[Begin]
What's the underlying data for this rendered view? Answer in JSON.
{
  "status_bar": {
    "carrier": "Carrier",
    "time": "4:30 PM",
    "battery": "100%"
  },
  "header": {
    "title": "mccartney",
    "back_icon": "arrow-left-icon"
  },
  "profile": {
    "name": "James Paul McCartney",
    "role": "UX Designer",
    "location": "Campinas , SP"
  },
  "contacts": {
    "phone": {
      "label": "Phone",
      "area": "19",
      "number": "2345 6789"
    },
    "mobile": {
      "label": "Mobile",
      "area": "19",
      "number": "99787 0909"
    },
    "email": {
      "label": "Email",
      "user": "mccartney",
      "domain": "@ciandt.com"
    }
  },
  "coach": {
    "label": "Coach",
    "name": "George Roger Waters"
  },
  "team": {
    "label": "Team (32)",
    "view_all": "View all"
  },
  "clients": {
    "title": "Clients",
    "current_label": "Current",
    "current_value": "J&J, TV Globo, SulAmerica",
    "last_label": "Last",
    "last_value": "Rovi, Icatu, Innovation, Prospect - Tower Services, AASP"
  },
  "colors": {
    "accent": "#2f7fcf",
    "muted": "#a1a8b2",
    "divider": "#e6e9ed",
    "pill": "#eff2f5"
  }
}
[End]
Prompt:
Return all of the data word for word.

Result for this exercise:
What's the underlying data for this rendered view? Answer in JSON.
{
  "status_bar": {
    "carrier": "Carrier",
    "time": "4:30 PM",
    "battery": "100%"
  },
  "header": {
    "title": "mccartney",
    "back_icon": "arrow-left-icon"
  },
  "profile": {
    "name": "James Paul McCartney",
    "role": "UX Designer",
    "location": "Campinas , SP"
  },
  "contacts": {
    "phone": {
      "label": "Phone",
      "area": "19",
      "number": "2345 6789"
    },
    "mobile": {
      "label": "Mobile",
      "area": "19",
      "number": "99787 0909"
    },
    "email": {
      "label": "Email",
      "user": "mccartney",
      "domain": "@ciandt.com"
    }
  },
  "coach": {
    "label": "Coach",
    "name": "George Roger Waters"
  },
  "team": {
    "label": "Team (32)",
    "view_all": "View all"
  },
  "clients": {
    "title": "Clients",
    "current_label": "Current",
    "current_value": "J&J, TV Globo, SulAmerica",
    "last_label": "Last",
    "last_value": "Rovi, Icatu, Innovation, Prospect - Tower Services, AASP"
  },
  "colors": {
    "accent": "#2f7fcf",
    "muted": "#a1a8b2",
    "divider": "#e6e9ed",
    "pill": "#eff2f5"
  }
}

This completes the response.